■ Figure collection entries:
::::::::::

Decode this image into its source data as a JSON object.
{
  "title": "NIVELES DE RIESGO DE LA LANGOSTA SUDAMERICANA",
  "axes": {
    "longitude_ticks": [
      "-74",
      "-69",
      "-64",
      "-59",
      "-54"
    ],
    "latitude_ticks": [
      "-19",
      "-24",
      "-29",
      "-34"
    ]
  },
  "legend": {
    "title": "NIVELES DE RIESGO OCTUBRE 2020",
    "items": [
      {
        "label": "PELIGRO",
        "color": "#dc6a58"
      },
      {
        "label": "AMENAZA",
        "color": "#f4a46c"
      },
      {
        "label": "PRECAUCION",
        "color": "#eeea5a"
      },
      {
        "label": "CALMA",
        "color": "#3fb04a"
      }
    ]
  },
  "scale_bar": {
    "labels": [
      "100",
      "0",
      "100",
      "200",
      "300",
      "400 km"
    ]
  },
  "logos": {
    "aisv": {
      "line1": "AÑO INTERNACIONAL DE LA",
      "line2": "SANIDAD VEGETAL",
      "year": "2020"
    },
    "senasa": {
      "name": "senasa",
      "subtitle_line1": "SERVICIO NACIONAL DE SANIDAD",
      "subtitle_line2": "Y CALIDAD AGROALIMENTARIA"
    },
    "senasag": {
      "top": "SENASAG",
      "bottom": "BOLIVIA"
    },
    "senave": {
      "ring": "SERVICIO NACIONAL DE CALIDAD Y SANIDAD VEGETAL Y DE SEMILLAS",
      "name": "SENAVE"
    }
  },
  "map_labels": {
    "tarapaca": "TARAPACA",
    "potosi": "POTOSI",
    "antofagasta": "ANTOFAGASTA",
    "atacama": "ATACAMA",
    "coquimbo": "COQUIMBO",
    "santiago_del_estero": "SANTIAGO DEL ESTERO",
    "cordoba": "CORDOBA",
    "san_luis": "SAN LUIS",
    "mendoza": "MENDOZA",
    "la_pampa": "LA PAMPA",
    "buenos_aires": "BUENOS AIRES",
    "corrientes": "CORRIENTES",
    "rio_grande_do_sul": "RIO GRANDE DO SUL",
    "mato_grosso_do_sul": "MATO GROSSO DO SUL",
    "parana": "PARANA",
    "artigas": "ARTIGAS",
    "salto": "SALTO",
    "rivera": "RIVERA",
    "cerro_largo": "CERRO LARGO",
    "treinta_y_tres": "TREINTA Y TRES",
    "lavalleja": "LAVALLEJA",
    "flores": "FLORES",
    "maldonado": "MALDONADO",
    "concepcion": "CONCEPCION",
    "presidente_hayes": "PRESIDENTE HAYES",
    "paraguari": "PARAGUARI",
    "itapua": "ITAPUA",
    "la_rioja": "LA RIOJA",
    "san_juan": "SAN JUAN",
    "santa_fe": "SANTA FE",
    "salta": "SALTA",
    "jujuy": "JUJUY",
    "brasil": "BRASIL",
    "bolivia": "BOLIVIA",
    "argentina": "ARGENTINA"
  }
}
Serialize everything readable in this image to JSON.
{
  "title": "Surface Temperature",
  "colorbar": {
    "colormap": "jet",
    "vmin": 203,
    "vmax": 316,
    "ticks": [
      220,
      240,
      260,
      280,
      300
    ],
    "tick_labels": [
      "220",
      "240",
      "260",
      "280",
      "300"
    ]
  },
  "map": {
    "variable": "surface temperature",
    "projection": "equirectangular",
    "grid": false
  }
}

::::::::::

■ DIRECTIONS: Without leaving anything out, give the entries again exactly.

■ SOLUTION BELOW:
Decode this image into its source data as a JSON object.
{
  "title": "NIVELES DE RIESGO DE LA LANGOSTA SUDAMERICANA",
  "axes": {
    "longitude_ticks": [
      "-74",
      "-69",
      "-64",
      "-59",
      "-54"
    ],
    "latitude_ticks": [
      "-19",
      "-24",
      "-29",
      "-34"
    ]
  },
  "legend": {
    "title": "NIVELES DE RIESGO OCTUBRE 2020",
    "items": [
      {
        "label": "PELIGRO",
        "color": "#dc6a58"
      },
      {
        "label": "AMENAZA",
        "color": "#f4a46c"
      },
      {
        "label": "PRECAUCION",
        "color": "#eeea5a"
      },
      {
        "label": "CALMA",
        "color": "#3fb04a"
      }
    ]
  },
  "scale_bar": {
    "labels": [
      "100",
      "0",
      "100",
      "200",
      "300",
      "400 km"
    ]
  },
  "logos": {
    "aisv": {
      "line1": "AÑO INTERNACIONAL DE LA",
      "line2": "SANIDAD VEGETAL",
      "year": "2020"
    },
    "senasa": {
      "name": "senasa",
      "subtitle_line1": "SERVICIO NACIONAL DE SANIDAD",
      "subtitle_line2": "Y CALIDAD AGROALIMENTARIA"
    },
    "senasag": {
      "top": "SENASAG",
      "bottom": "BOLIVIA"
    },
    "senave": {
      "ring": "SERVICIO NACIONAL DE CALIDAD Y SANIDAD VEGETAL Y DE SEMILLAS",
      "name": "SENAVE"
    }
  },
  "map_labels": {
    "tarapaca": "TARAPACA",
    "potosi": "POTOSI",
    "antofagasta": "ANTOFAGASTA",
    "atacama": "ATACAMA",
    "coquimbo": "COQUIMBO",
    "santiago_del_estero": "SANTIAGO DEL ESTERO",
    "cordoba": "CORDOBA",
    "san_luis": "SAN LUIS",
    "mendoza": "MENDOZA",
    "la_pampa": "LA PAMPA",
    "buenos_aires": "BUENOS AIRES",
    "corrientes": "CORRIENTES",
    "rio_grande_do_sul": "RIO GRANDE DO SUL",
    "mato_grosso_do_sul": "MATO GROSSO DO SUL",
    "parana": "PARANA",
    "artigas": "ARTIGAS",
    "salto": "SALTO",
    "rivera": "RIVERA",
    "cerro_largo": "CERRO LARGO",
    "treinta_y_tres": "TREINTA Y TRES",
    "lavalleja": "LAVALLEJA",
    "flores": "FLORES",
    "maldonado": "MALDONADO",
    "concepcion": "CONCEPCION",
    "presidente_hayes": "PRESIDENTE HAYES",
    "paraguari": "PARAGUARI",
    "itapua": "ITAPUA",
    "la_rioja": "LA RIOJA",
    "san_juan": "SAN JUAN",
    "santa_fe": "SANTA FE",
    "salta": "SALTA",
    "jujuy": "JUJUY",
    "brasil": "BRASIL",
    "bolivia": "BOLIVIA",
    "argentina": "ARGENTINA"
  }
}
Serialize everything readable in this image to JSON.
{
  "title": "Surface Temperature",
  "colorbar": {
    "colormap": "jet",
    "vmin": 203,
    "vmax": 316,
    "ticks": [
      220,
      240,
      260,
      280,
      300
    ],
    "tick_labels": [
      "220",
      "240",
      "260",
      "280",
      "300"
    ]
  },
  "map": {
    "variable": "surface temperature",
    "projection": "equirectangular",
    "grid": false
  }
}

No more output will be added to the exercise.